→ Task brief: Everything in the listing except the pictures should be written out exactly.

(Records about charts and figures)
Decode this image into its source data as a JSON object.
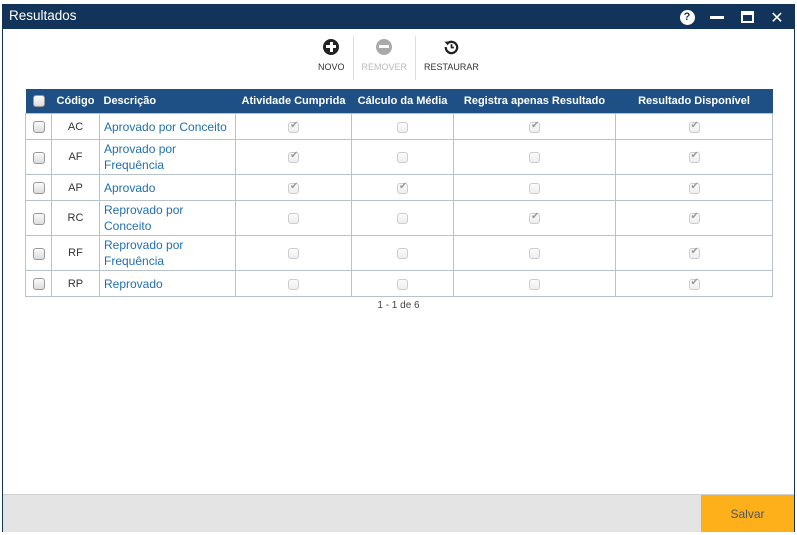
{
  "window": {
    "title": "Resultados",
    "controls": {
      "help": "?",
      "close": "✕"
    }
  },
  "toolbar": {
    "new_label": "NOVO",
    "remove_label": "REMOVER",
    "restore_label": "RESTAURAR"
  },
  "table": {
    "headers": {
      "code": "Código",
      "description": "Descrição",
      "activity_done": "Atividade Cumprida",
      "average_calc": "Cálculo da Média",
      "result_only": "Registra apenas Resultado",
      "result_available": "Resultado Disponível"
    },
    "rows": [
      {
        "code": "AC",
        "description": "Aprovado por Conceito",
        "activity_done": true,
        "average_calc": false,
        "result_only": true,
        "result_available": true
      },
      {
        "code": "AF",
        "description": "Aprovado por Frequência",
        "activity_done": true,
        "average_calc": false,
        "result_only": false,
        "result_available": true
      },
      {
        "code": "AP",
        "description": "Aprovado",
        "activity_done": true,
        "average_calc": true,
        "result_only": false,
        "result_available": true
      },
      {
        "code": "RC",
        "description": "Reprovado por Conceito",
        "activity_done": false,
        "average_calc": false,
        "result_only": true,
        "result_available": true
      },
      {
        "code": "RF",
        "description": "Reprovado por Frequência",
        "activity_done": false,
        "average_calc": false,
        "result_only": false,
        "result_available": true
      },
      {
        "code": "RP",
        "description": "Reprovado",
        "activity_done": false,
        "average_calc": false,
        "result_only": false,
        "result_available": true
      }
    ]
  },
  "pagination": {
    "text": "1 - 1 de 6"
  },
  "footer": {
    "save_label": "Salvar"
  },
  "colors": {
    "titlebar": "#12345a",
    "header": "#1e5085",
    "link": "#1f6fb3",
    "save": "#fdb01a",
    "footer": "#e4e4e4"
  }
}
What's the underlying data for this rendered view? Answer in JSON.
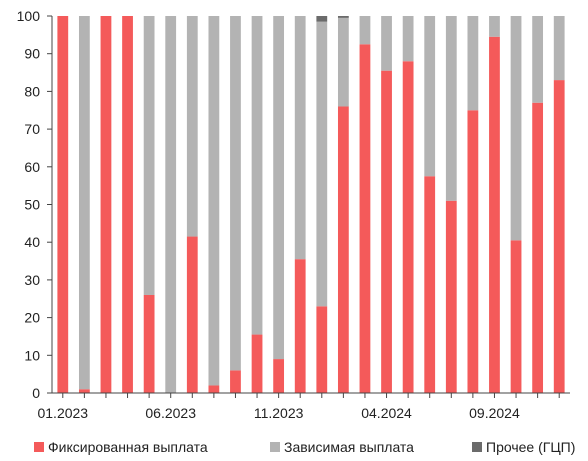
{
  "chart_data": {
    "type": "bar",
    "stacked": true,
    "title": "",
    "xlabel": "",
    "ylabel": "",
    "ylim": [
      0,
      100
    ],
    "y_ticks": [
      0,
      10,
      20,
      30,
      40,
      50,
      60,
      70,
      80,
      90,
      100
    ],
    "grid": false,
    "legend_position": "bottom",
    "categories": [
      "01.2023",
      "02.2023",
      "03.2023",
      "04.2023",
      "05.2023",
      "06.2023",
      "07.2023",
      "08.2023",
      "09.2023",
      "10.2023",
      "11.2023",
      "12.2023",
      "01.2024",
      "02.2024",
      "03.2024",
      "04.2024",
      "05.2024",
      "06.2024",
      "07.2024",
      "08.2024",
      "09.2024",
      "10.2024",
      "11.2024",
      "12.2024"
    ],
    "x_tick_labels": [
      {
        "index": 0,
        "label": "01.2023"
      },
      {
        "index": 5,
        "label": "06.2023"
      },
      {
        "index": 10,
        "label": "11.2023"
      },
      {
        "index": 15,
        "label": "04.2024"
      },
      {
        "index": 20,
        "label": "09.2024"
      }
    ],
    "series": [
      {
        "name": "Фиксированная выплата",
        "color": "#f45a5a",
        "values": [
          100,
          1,
          100,
          100,
          26,
          0,
          41.5,
          2,
          6,
          15.5,
          9,
          35.5,
          23,
          76,
          92.5,
          85.5,
          88,
          57.5,
          51,
          75,
          94.5,
          40.5,
          77,
          83
        ]
      },
      {
        "name": "Зависимая выплата",
        "color": "#b3b3b3",
        "values": [
          0,
          99,
          0,
          0,
          74,
          100,
          58.5,
          98,
          94,
          84.5,
          91,
          64.5,
          75.5,
          23.5,
          7.5,
          14.5,
          12,
          42.5,
          49,
          25,
          5.5,
          59.5,
          23,
          17
        ]
      },
      {
        "name": "Прочее (ГЦП)",
        "color": "#6b6b6b",
        "values": [
          0,
          0,
          0,
          0,
          0,
          0,
          0,
          0,
          0,
          0,
          0,
          0,
          1.5,
          0.5,
          0,
          0,
          0,
          0,
          0,
          0,
          0,
          0,
          0,
          0
        ]
      }
    ]
  }
}
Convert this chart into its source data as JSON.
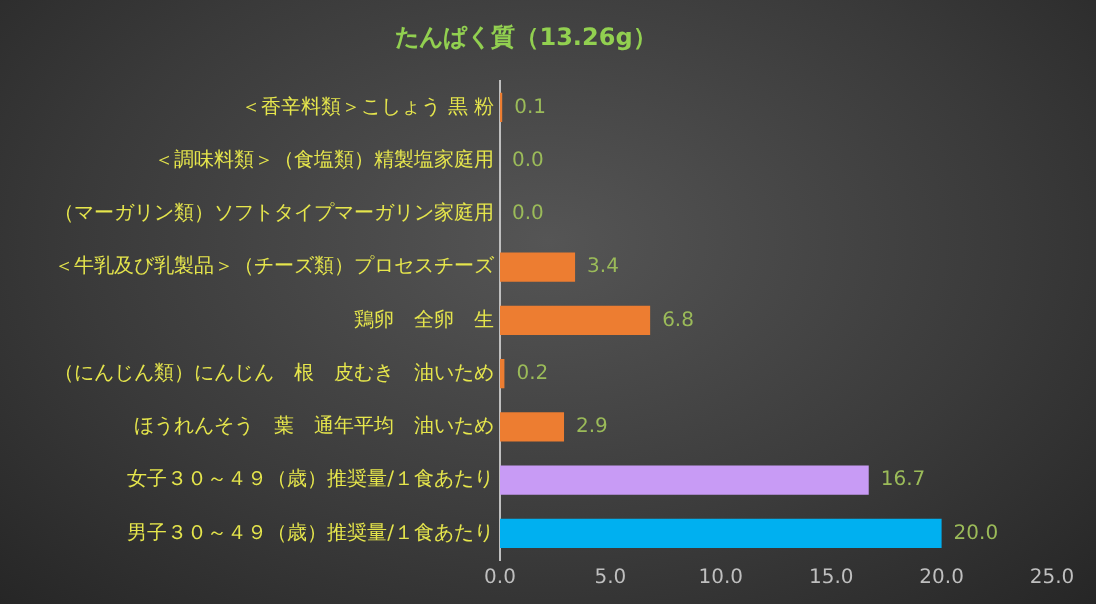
{
  "chart_data": {
    "type": "bar",
    "orientation": "horizontal",
    "title": "たんぱく質（13.26g）",
    "categories": [
      "＜香辛料類＞こしょう 黒 粉",
      "＜調味料類＞（食塩類）精製塩家庭用",
      "（マーガリン類）ソフトタイプマーガリン家庭用",
      "＜牛乳及び乳製品＞（チーズ類）プロセスチーズ",
      "鶏卵　全卵　生",
      "（にんじん類）にんじん　根　皮むき　油いため",
      "ほうれんそう　葉　通年平均　油いため",
      "女子３０～４９（歳）推奨量/１食あたり",
      "男子３０～４９（歳）推奨量/１食あたり"
    ],
    "values": [
      0.1,
      0.0,
      0.0,
      3.4,
      6.8,
      0.2,
      2.9,
      16.7,
      20.0
    ],
    "colors": [
      "#ed7d31",
      "#ed7d31",
      "#ed7d31",
      "#ed7d31",
      "#ed7d31",
      "#ed7d31",
      "#ed7d31",
      "#c89bf5",
      "#00b0f0"
    ],
    "value_labels": [
      "0.1",
      "0.0",
      "0.0",
      "3.4",
      "6.8",
      "0.2",
      "2.9",
      "16.7",
      "20.0"
    ],
    "xlim": [
      0,
      25
    ],
    "xticks": [
      {
        "value": 0,
        "label": "0.0"
      },
      {
        "value": 5,
        "label": "5.0"
      },
      {
        "value": 10,
        "label": "10.0"
      },
      {
        "value": 15,
        "label": "15.0"
      },
      {
        "value": 20,
        "label": "20.0"
      },
      {
        "value": 25,
        "label": "25.0"
      }
    ],
    "grid": false,
    "legend": false
  }
}
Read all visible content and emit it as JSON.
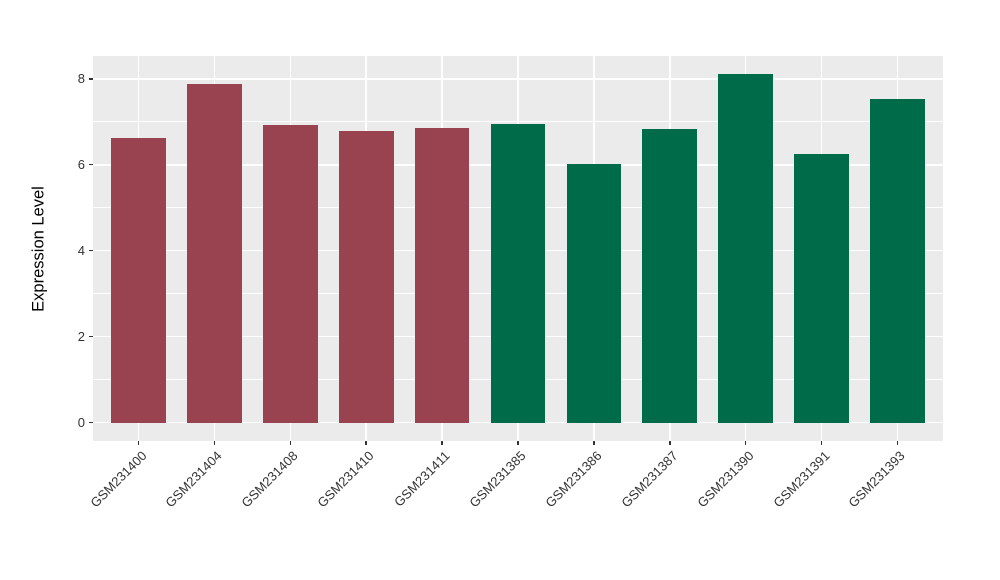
{
  "chart_data": {
    "type": "bar",
    "title": "",
    "xlabel": "",
    "ylabel": "Expression Level",
    "categories": [
      "GSM231400",
      "GSM231404",
      "GSM231408",
      "GSM231410",
      "GSM231411",
      "GSM231385",
      "GSM231386",
      "GSM231387",
      "GSM231390",
      "GSM231391",
      "GSM231393"
    ],
    "values": [
      6.62,
      7.88,
      6.92,
      6.78,
      6.85,
      6.94,
      6.02,
      6.82,
      8.1,
      6.24,
      7.52
    ],
    "bar_colors": [
      "#9A4350",
      "#9A4350",
      "#9A4350",
      "#9A4350",
      "#9A4350",
      "#006B49",
      "#006B49",
      "#006B49",
      "#006B49",
      "#006B49",
      "#006B49"
    ],
    "group_colors": {
      "maroon": "#9A4350",
      "green": "#006B49"
    },
    "y_ticks_major": [
      0,
      2,
      4,
      6,
      8
    ],
    "y_ticks_minor": [
      1,
      3,
      5,
      7
    ],
    "y_tick_labels": [
      "0",
      "2",
      "4",
      "6",
      "8"
    ],
    "y_domain": [
      -0.43,
      8.53
    ],
    "grid": true,
    "legend": "none",
    "panel_bg": "#EBEBEB",
    "grid_color": "#FFFFFF",
    "axis_text_color": "#333333",
    "axis_title_color": "#000000",
    "tick_mark_color": "#333333",
    "x_label_rotation_deg": -45,
    "x_pad_outer_units": 0.6,
    "bar_width_units": 0.72
  }
}
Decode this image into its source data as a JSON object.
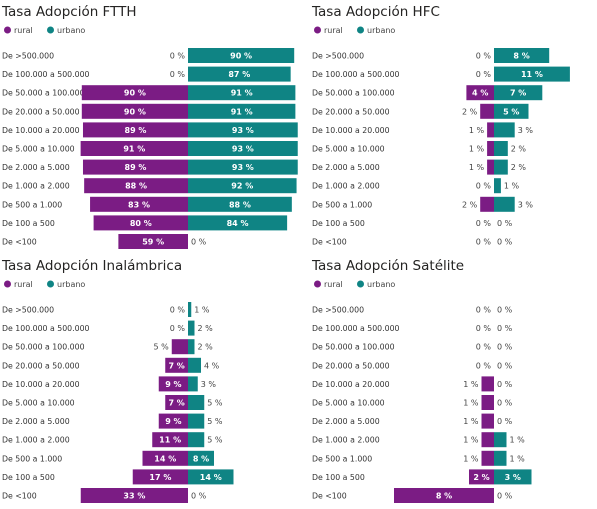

→ Task answer:
Decode this image into its source data as a JSON object.
{
  "window": {
    "title": "Resultados",
    "controls": {
      "help": "?",
      "close": "✕"
    }
  },
  "toolbar": {
    "new_label": "NOVO",
    "remove_label": "REMOVER",
    "restore_label": "RESTAURAR"
  },
  "table": {
    "headers": {
      "code": "Código",
      "description": "Descrição",
      "activity_done": "Atividade Cumprida",
      "average_calc": "Cálculo da Média",
      "result_only": "Registra apenas Resultado",
      "result_available": "Resultado Disponível"
    },
    "rows": [
      {
        "code": "AC",
        "description": "Aprovado por Conceito",
        "activity_done": true,
        "average_calc": false,
        "result_only": true,
        "result_available": true
      },
      {
        "code": "AF",
        "description": "Aprovado por Frequência",
        "activity_done": true,
        "average_calc": false,
        "result_only": false,
        "result_available": true
      },
      {
        "code": "AP",
        "description": "Aprovado",
        "activity_done": true,
        "average_calc": true,
        "result_only": false,
        "result_available": true
      },
      {
        "code": "RC",
        "description": "Reprovado por Conceito",
        "activity_done": false,
        "average_calc": false,
        "result_only": true,
        "result_available": true
      },
      {
        "code": "RF",
        "description": "Reprovado por Frequência",
        "activity_done": false,
        "average_calc": false,
        "result_only": false,
        "result_available": true
      },
      {
        "code": "RP",
        "description": "Reprovado",
        "activity_done": false,
        "average_calc": false,
        "result_only": false,
        "result_available": true
      }
    ]
  },
  "pagination": {
    "text": "1 - 1 de 6"
  },
  "footer": {
    "save_label": "Salvar"
  },
  "colors": {
    "titlebar": "#12345a",
    "header": "#1e5085",
    "link": "#1f6fb3",
    "save": "#fdb01a",
    "footer": "#e4e4e4"
  }
}
What's the underlying data for this rendered view? Answer in JSON.
{
  "chart_data": {
    "type": "bar",
    "stacked": true,
    "title": "",
    "xlabel": "",
    "ylabel": "",
    "ylim": [
      0,
      100
    ],
    "y_ticks": [
      0,
      10,
      20,
      30,
      40,
      50,
      60,
      70,
      80,
      90,
      100
    ],
    "grid": false,
    "legend_position": "bottom",
    "categories": [
      "01.2023",
      "02.2023",
      "03.2023",
      "04.2023",
      "05.2023",
      "06.2023",
      "07.2023",
      "08.2023",
      "09.2023",
      "10.2023",
      "11.2023",
      "12.2023",
      "01.2024",
      "02.2024",
      "03.2024",
      "04.2024",
      "05.2024",
      "06.2024",
      "07.2024",
      "08.2024",
      "09.2024",
      "10.2024",
      "11.2024",
      "12.2024"
    ],
    "x_tick_labels": [
      {
        "index": 0,
        "label": "01.2023"
      },
      {
        "index": 5,
        "label": "06.2023"
      },
      {
        "index": 10,
        "label": "11.2023"
      },
      {
        "index": 15,
        "label": "04.2024"
      },
      {
        "index": 20,
        "label": "09.2024"
      }
    ],
    "series": [
      {
        "name": "Фиксированная выплата",
        "color": "#f45a5a",
        "values": [
          100,
          1,
          100,
          100,
          26,
          0,
          41.5,
          2,
          6,
          15.5,
          9,
          35.5,
          23,
          76,
          92.5,
          85.5,
          88,
          57.5,
          51,
          75,
          94.5,
          40.5,
          77,
          83
        ]
      },
      {
        "name": "Зависимая выплата",
        "color": "#b3b3b3",
        "values": [
          0,
          99,
          0,
          0,
          74,
          100,
          58.5,
          98,
          94,
          84.5,
          91,
          64.5,
          75.5,
          23.5,
          7.5,
          14.5,
          12,
          42.5,
          49,
          25,
          5.5,
          59.5,
          23,
          17
        ]
      },
      {
        "name": "Прочее (ГЦП)",
        "color": "#6b6b6b",
        "values": [
          0,
          0,
          0,
          0,
          0,
          0,
          0,
          0,
          0,
          0,
          0,
          0,
          1.5,
          0.5,
          0,
          0,
          0,
          0,
          0,
          0,
          0,
          0,
          0,
          0
        ]
      }
    ]
  }
}
Convert this chart into its source data as JSON.
{
  "chart_data": {
    "type": "bar",
    "orientation": "horizontal",
    "title": "たんぱく質（13.26g）",
    "categories": [
      "＜香辛料類＞こしょう 黒 粉",
      "＜調味料類＞（食塩類）精製塩家庭用",
      "（マーガリン類）ソフトタイプマーガリン家庭用",
      "＜牛乳及び乳製品＞（チーズ類）プロセスチーズ",
      "鶏卵　全卵　生",
      "（にんじん類）にんじん　根　皮むき　油いため",
      "ほうれんそう　葉　通年平均　油いため",
      "女子３０～４９（歳）推奨量/１食あたり",
      "男子３０～４９（歳）推奨量/１食あたり"
    ],
    "values": [
      0.1,
      0.0,
      0.0,
      3.4,
      6.8,
      0.2,
      2.9,
      16.7,
      20.0
    ],
    "colors": [
      "#ed7d31",
      "#ed7d31",
      "#ed7d31",
      "#ed7d31",
      "#ed7d31",
      "#ed7d31",
      "#ed7d31",
      "#c89bf5",
      "#00b0f0"
    ],
    "value_labels": [
      "0.1",
      "0.0",
      "0.0",
      "3.4",
      "6.8",
      "0.2",
      "2.9",
      "16.7",
      "20.0"
    ],
    "xlim": [
      0,
      25
    ],
    "xticks": [
      {
        "value": 0,
        "label": "0.0"
      },
      {
        "value": 5,
        "label": "5.0"
      },
      {
        "value": 10,
        "label": "10.0"
      },
      {
        "value": 15,
        "label": "15.0"
      },
      {
        "value": 20,
        "label": "20.0"
      },
      {
        "value": 25,
        "label": "25.0"
      }
    ],
    "grid": false,
    "legend": false
  }
}
Read all visible content and emit it as JSON.
{
  "chart_data": {
    "type": "bar",
    "title": "",
    "xlabel": "",
    "ylabel": "Expression Level",
    "categories": [
      "GSM231400",
      "GSM231404",
      "GSM231408",
      "GSM231410",
      "GSM231411",
      "GSM231385",
      "GSM231386",
      "GSM231387",
      "GSM231390",
      "GSM231391",
      "GSM231393"
    ],
    "values": [
      6.62,
      7.88,
      6.92,
      6.78,
      6.85,
      6.94,
      6.02,
      6.82,
      8.1,
      6.24,
      7.52
    ],
    "bar_colors": [
      "#9A4350",
      "#9A4350",
      "#9A4350",
      "#9A4350",
      "#9A4350",
      "#006B49",
      "#006B49",
      "#006B49",
      "#006B49",
      "#006B49",
      "#006B49"
    ],
    "group_colors": {
      "maroon": "#9A4350",
      "green": "#006B49"
    },
    "y_ticks_major": [
      0,
      2,
      4,
      6,
      8
    ],
    "y_ticks_minor": [
      1,
      3,
      5,
      7
    ],
    "y_tick_labels": [
      "0",
      "2",
      "4",
      "6",
      "8"
    ],
    "y_domain": [
      -0.43,
      8.53
    ],
    "grid": true,
    "legend": "none",
    "panel_bg": "#EBEBEB",
    "grid_color": "#FFFFFF",
    "axis_text_color": "#333333",
    "axis_title_color": "#000000",
    "tick_mark_color": "#333333",
    "x_label_rotation_deg": -45,
    "x_pad_outer_units": 0.6,
    "bar_width_units": 0.72
  }
}
Decode this image into its source data as a JSON object.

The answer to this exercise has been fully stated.